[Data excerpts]
::::::
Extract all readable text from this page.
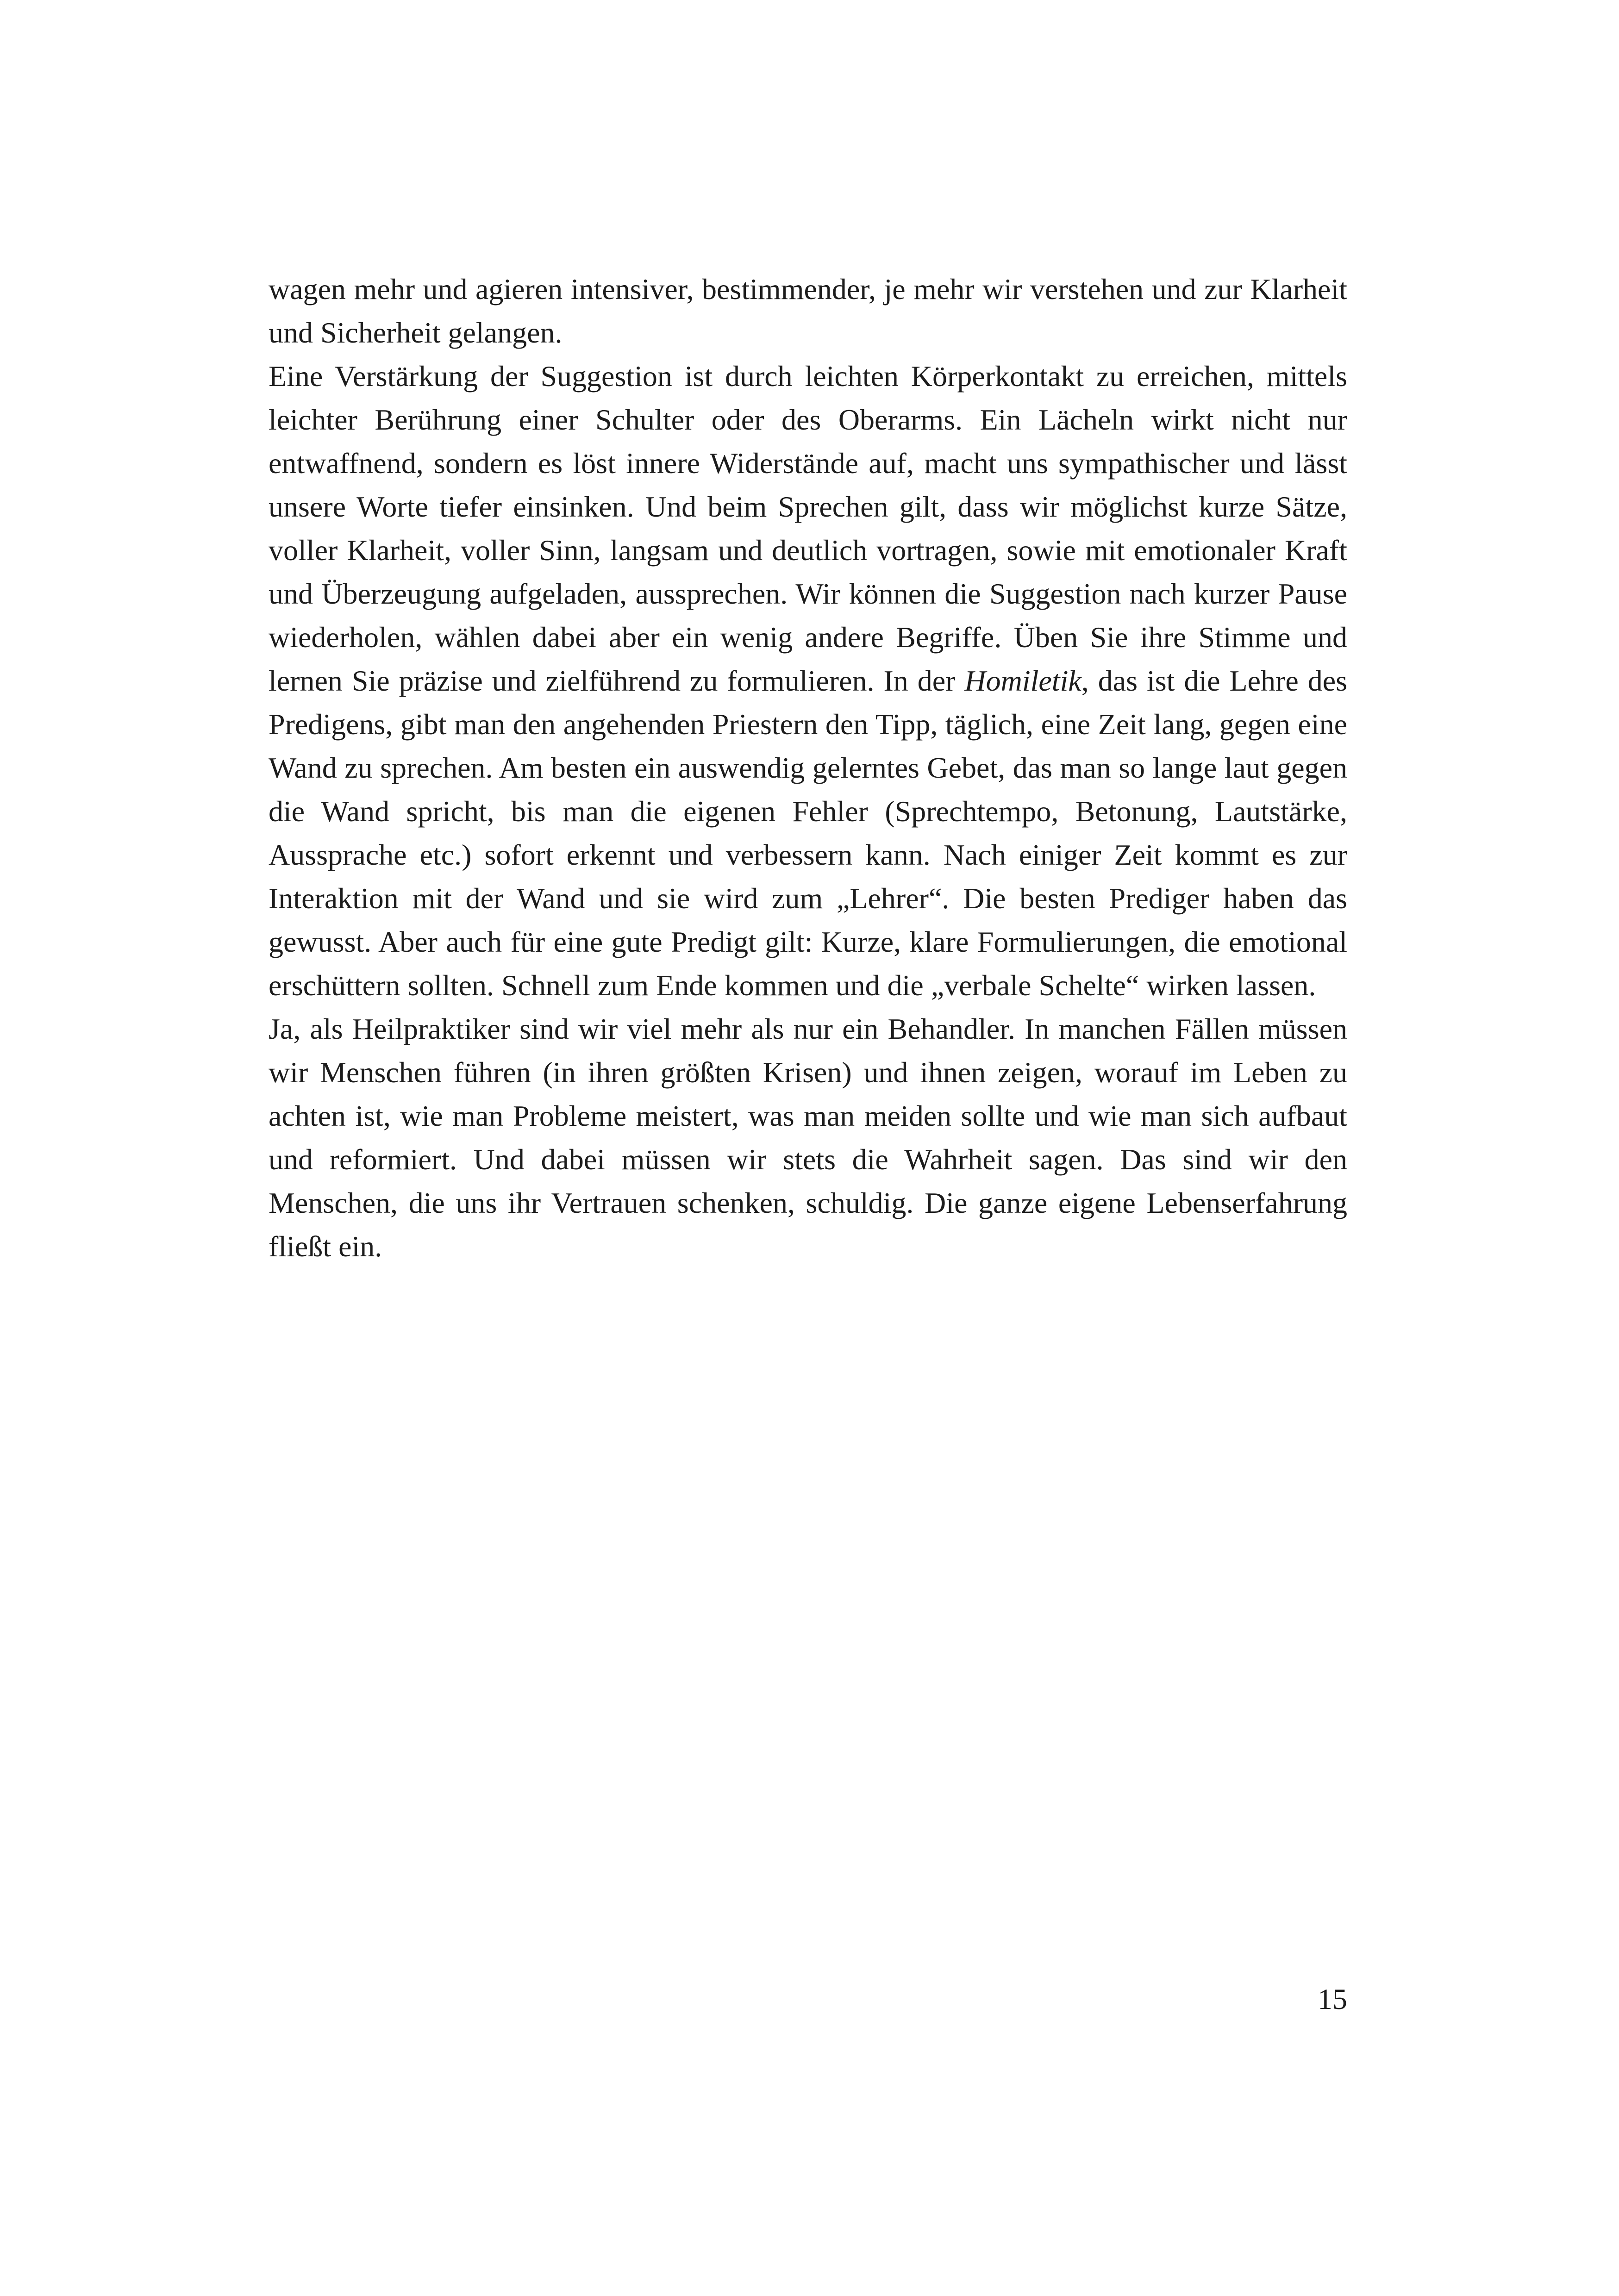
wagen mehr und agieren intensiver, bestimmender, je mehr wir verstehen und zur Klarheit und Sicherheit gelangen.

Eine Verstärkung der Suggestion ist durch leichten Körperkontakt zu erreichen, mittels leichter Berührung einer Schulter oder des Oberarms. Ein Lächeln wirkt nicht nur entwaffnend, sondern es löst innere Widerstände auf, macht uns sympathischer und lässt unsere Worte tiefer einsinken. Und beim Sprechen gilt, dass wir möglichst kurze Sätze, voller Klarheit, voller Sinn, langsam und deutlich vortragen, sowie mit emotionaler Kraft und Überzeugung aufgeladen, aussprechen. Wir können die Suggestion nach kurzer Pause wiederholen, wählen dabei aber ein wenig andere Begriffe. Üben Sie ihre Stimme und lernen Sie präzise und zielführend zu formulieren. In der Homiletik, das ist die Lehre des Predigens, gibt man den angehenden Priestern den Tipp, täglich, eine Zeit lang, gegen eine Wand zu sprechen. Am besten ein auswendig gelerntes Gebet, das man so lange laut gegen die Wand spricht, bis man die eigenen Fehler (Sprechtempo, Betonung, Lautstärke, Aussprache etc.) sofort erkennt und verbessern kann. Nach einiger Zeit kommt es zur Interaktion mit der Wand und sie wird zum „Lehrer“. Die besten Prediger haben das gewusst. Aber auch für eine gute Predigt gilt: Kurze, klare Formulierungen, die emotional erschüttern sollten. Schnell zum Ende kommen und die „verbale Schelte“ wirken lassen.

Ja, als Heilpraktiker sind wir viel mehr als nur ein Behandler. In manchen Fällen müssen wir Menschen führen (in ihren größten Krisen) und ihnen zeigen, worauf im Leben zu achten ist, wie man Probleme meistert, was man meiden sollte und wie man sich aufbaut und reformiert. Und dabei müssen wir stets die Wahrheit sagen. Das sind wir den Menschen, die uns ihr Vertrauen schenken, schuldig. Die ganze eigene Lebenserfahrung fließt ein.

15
::::::
Among the lines of the data, identify those with the word "Klarheit". Copy each of them.

wagen mehr und agieren intensiver, bestimmender, je mehr wir verstehen und zur Klarheit und Sicherheit gelangen.
Eine Verstärkung der Suggestion ist durch leichten Körperkontakt zu erreichen, mittels leichter Berührung einer Schulter oder des Oberarms. Ein Lächeln wirkt nicht nur entwaffnend, sondern es löst innere Widerstände auf, macht uns sympathischer und lässt unsere Worte tiefer einsinken. Und beim Sprechen gilt, dass wir möglichst kurze Sätze, voller Klarheit, voller Sinn, langsam und deutlich vortragen, sowie mit emotionaler Kraft und Überzeugung aufgeladen, aussprechen. Wir können die Suggestion nach kurzer Pause wiederholen, wählen dabei aber ein wenig andere Begriffe. Üben Sie ihre Stimme und lernen Sie präzise und zielführend zu formulieren. In der Homiletik, das ist die Lehre des Predigens, gibt man den angehenden Priestern den Tipp, täglich, eine Zeit lang, gegen eine Wand zu sprechen. Am besten ein auswendig gelerntes Gebet, das man so lange laut gegen die Wand spricht, bis man die eigenen Fehler (Sprechtempo, Betonung, Lautstärke, Aussprache etc.) sofort erkennt und verbessern kann. Nach einiger Zeit kommt es zur Interaktion mit der Wand und sie wird zum „Lehrer“. Die besten Prediger haben das gewusst. Aber auch für eine gute Predigt gilt: Kurze, klare Formulierungen, die emotional erschüttern sollten. Schnell zum Ende kommen und die „verbale Schelte“ wirken lassen.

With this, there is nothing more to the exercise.